PROVIDED DATA:
○ ○ ○
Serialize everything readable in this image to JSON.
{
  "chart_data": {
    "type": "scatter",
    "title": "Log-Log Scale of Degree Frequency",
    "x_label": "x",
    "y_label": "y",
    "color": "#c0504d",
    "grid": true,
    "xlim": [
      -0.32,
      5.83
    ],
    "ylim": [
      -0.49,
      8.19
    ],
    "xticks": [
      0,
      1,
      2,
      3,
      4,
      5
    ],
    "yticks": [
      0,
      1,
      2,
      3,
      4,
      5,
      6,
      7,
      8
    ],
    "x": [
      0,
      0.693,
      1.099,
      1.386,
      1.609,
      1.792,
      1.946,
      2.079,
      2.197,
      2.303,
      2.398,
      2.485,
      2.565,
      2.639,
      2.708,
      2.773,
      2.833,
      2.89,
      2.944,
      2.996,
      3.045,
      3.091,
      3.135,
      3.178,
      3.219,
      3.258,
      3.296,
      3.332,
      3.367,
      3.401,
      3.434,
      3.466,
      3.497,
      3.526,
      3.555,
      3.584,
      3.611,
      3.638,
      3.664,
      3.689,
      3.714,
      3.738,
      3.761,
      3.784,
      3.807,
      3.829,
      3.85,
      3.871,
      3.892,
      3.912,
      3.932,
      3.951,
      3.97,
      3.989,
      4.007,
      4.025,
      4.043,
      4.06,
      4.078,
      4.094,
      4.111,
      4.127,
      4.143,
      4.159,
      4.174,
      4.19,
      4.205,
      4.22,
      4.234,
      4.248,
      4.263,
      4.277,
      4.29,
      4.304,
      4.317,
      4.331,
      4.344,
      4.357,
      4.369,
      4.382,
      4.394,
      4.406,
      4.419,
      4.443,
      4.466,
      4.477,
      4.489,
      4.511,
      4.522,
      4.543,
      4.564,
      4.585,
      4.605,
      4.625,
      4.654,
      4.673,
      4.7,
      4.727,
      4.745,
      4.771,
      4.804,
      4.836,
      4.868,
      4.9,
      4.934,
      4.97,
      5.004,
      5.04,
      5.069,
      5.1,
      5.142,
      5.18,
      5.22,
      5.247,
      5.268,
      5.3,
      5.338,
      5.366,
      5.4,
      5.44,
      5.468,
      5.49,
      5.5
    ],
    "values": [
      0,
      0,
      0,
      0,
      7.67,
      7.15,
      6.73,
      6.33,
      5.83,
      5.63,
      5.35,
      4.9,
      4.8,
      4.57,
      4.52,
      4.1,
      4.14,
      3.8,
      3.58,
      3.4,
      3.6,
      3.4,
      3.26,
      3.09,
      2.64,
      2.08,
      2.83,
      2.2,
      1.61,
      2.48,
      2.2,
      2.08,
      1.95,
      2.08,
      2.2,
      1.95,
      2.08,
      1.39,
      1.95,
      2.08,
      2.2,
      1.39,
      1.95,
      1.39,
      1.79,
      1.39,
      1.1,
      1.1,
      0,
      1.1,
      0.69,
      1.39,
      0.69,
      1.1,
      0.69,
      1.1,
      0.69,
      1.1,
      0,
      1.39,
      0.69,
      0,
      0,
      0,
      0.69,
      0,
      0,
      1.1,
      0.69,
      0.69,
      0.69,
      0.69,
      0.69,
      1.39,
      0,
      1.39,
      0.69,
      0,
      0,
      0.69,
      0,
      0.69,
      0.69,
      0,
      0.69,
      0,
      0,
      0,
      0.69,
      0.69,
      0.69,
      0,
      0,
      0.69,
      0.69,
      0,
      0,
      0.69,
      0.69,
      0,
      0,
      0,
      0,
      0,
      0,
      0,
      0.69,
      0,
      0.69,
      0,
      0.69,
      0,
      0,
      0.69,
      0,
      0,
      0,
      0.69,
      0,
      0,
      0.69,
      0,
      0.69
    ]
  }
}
○ ○ ○
WRITTEN REQUEST: Restate each record word for word.

ANSWER TO THE EXERCISE:
Serialize everything readable in this image to JSON.
{
  "chart_data": {
    "type": "scatter",
    "title": "Log-Log Scale of Degree Frequency",
    "x_label": "x",
    "y_label": "y",
    "color": "#c0504d",
    "grid": true,
    "xlim": [
      -0.32,
      5.83
    ],
    "ylim": [
      -0.49,
      8.19
    ],
    "xticks": [
      0,
      1,
      2,
      3,
      4,
      5
    ],
    "yticks": [
      0,
      1,
      2,
      3,
      4,
      5,
      6,
      7,
      8
    ],
    "x": [
      0,
      0.693,
      1.099,
      1.386,
      1.609,
      1.792,
      1.946,
      2.079,
      2.197,
      2.303,
      2.398,
      2.485,
      2.565,
      2.639,
      2.708,
      2.773,
      2.833,
      2.89,
      2.944,
      2.996,
      3.045,
      3.091,
      3.135,
      3.178,
      3.219,
      3.258,
      3.296,
      3.332,
      3.367,
      3.401,
      3.434,
      3.466,
      3.497,
      3.526,
      3.555,
      3.584,
      3.611,
      3.638,
      3.664,
      3.689,
      3.714,
      3.738,
      3.761,
      3.784,
      3.807,
      3.829,
      3.85,
      3.871,
      3.892,
      3.912,
      3.932,
      3.951,
      3.97,
      3.989,
      4.007,
      4.025,
      4.043,
      4.06,
      4.078,
      4.094,
      4.111,
      4.127,
      4.143,
      4.159,
      4.174,
      4.19,
      4.205,
      4.22,
      4.234,
      4.248,
      4.263,
      4.277,
      4.29,
      4.304,
      4.317,
      4.331,
      4.344,
      4.357,
      4.369,
      4.382,
      4.394,
      4.406,
      4.419,
      4.443,
      4.466,
      4.477,
      4.489,
      4.511,
      4.522,
      4.543,
      4.564,
      4.585,
      4.605,
      4.625,
      4.654,
      4.673,
      4.7,
      4.727,
      4.745,
      4.771,
      4.804,
      4.836,
      4.868,
      4.9,
      4.934,
      4.97,
      5.004,
      5.04,
      5.069,
      5.1,
      5.142,
      5.18,
      5.22,
      5.247,
      5.268,
      5.3,
      5.338,
      5.366,
      5.4,
      5.44,
      5.468,
      5.49,
      5.5
    ],
    "values": [
      0,
      0,
      0,
      0,
      7.67,
      7.15,
      6.73,
      6.33,
      5.83,
      5.63,
      5.35,
      4.9,
      4.8,
      4.57,
      4.52,
      4.1,
      4.14,
      3.8,
      3.58,
      3.4,
      3.6,
      3.4,
      3.26,
      3.09,
      2.64,
      2.08,
      2.83,
      2.2,
      1.61,
      2.48,
      2.2,
      2.08,
      1.95,
      2.08,
      2.2,
      1.95,
      2.08,
      1.39,
      1.95,
      2.08,
      2.2,
      1.39,
      1.95,
      1.39,
      1.79,
      1.39,
      1.1,
      1.1,
      0,
      1.1,
      0.69,
      1.39,
      0.69,
      1.1,
      0.69,
      1.1,
      0.69,
      1.1,
      0,
      1.39,
      0.69,
      0,
      0,
      0,
      0.69,
      0,
      0,
      1.1,
      0.69,
      0.69,
      0.69,
      0.69,
      0.69,
      1.39,
      0,
      1.39,
      0.69,
      0,
      0,
      0.69,
      0,
      0.69,
      0.69,
      0,
      0.69,
      0,
      0,
      0,
      0.69,
      0.69,
      0.69,
      0,
      0,
      0.69,
      0.69,
      0,
      0,
      0.69,
      0.69,
      0,
      0,
      0,
      0,
      0,
      0,
      0,
      0.69,
      0,
      0.69,
      0,
      0.69,
      0,
      0,
      0.69,
      0,
      0,
      0,
      0.69,
      0,
      0,
      0.69,
      0,
      0.69
    ]
  }
}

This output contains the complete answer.